Directive >> Out of the lines below, please list those that hold the string "this".

(Dataset excerpt)
○ ○ ○ ○

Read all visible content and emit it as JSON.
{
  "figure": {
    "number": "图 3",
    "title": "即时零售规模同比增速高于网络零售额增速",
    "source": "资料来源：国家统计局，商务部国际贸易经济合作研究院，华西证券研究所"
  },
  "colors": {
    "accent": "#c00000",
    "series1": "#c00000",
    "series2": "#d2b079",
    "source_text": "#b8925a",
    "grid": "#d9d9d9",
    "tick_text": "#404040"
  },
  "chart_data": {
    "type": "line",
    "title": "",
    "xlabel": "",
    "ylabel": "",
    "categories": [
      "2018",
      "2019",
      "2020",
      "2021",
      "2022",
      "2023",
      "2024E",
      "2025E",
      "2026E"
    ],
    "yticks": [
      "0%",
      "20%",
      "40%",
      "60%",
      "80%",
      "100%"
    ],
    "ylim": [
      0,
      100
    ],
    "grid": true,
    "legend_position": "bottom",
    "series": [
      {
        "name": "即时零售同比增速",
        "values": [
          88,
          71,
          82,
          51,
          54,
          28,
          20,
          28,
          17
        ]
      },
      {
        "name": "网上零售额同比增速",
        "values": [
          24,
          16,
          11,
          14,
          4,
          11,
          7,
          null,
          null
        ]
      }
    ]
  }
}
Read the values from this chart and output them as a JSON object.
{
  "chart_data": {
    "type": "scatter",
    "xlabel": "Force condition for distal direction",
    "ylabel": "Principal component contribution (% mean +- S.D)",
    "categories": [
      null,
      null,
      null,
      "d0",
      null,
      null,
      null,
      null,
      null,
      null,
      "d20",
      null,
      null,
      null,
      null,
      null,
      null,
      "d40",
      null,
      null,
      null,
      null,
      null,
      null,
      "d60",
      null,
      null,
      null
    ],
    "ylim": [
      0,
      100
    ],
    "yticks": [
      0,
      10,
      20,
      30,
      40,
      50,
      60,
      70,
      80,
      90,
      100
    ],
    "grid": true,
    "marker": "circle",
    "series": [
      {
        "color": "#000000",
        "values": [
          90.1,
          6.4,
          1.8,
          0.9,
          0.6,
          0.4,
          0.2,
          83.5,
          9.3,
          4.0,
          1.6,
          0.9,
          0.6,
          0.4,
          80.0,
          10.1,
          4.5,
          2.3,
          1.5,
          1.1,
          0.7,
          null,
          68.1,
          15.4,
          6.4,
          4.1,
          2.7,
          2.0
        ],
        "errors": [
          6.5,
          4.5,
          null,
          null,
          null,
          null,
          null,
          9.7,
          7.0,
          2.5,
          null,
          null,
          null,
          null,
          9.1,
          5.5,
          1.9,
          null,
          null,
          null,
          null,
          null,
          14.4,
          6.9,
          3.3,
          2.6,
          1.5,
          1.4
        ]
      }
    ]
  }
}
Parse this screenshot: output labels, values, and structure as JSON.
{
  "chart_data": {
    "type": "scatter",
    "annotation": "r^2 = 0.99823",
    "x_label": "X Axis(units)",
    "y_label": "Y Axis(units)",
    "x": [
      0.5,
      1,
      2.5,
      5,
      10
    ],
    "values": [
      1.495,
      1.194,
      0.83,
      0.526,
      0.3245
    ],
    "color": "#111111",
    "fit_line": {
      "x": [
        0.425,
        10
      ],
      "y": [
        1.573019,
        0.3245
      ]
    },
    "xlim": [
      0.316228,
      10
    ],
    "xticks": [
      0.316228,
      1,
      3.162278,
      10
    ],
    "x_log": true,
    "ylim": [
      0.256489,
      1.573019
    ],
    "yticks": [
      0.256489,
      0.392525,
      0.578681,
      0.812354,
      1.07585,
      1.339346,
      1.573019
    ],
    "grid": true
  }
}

○ ○ ○ ○

Written solution >>
Read the values from this chart and output them as a JSON object.
Parse this screenshot: output labels, values, and structure as JSON.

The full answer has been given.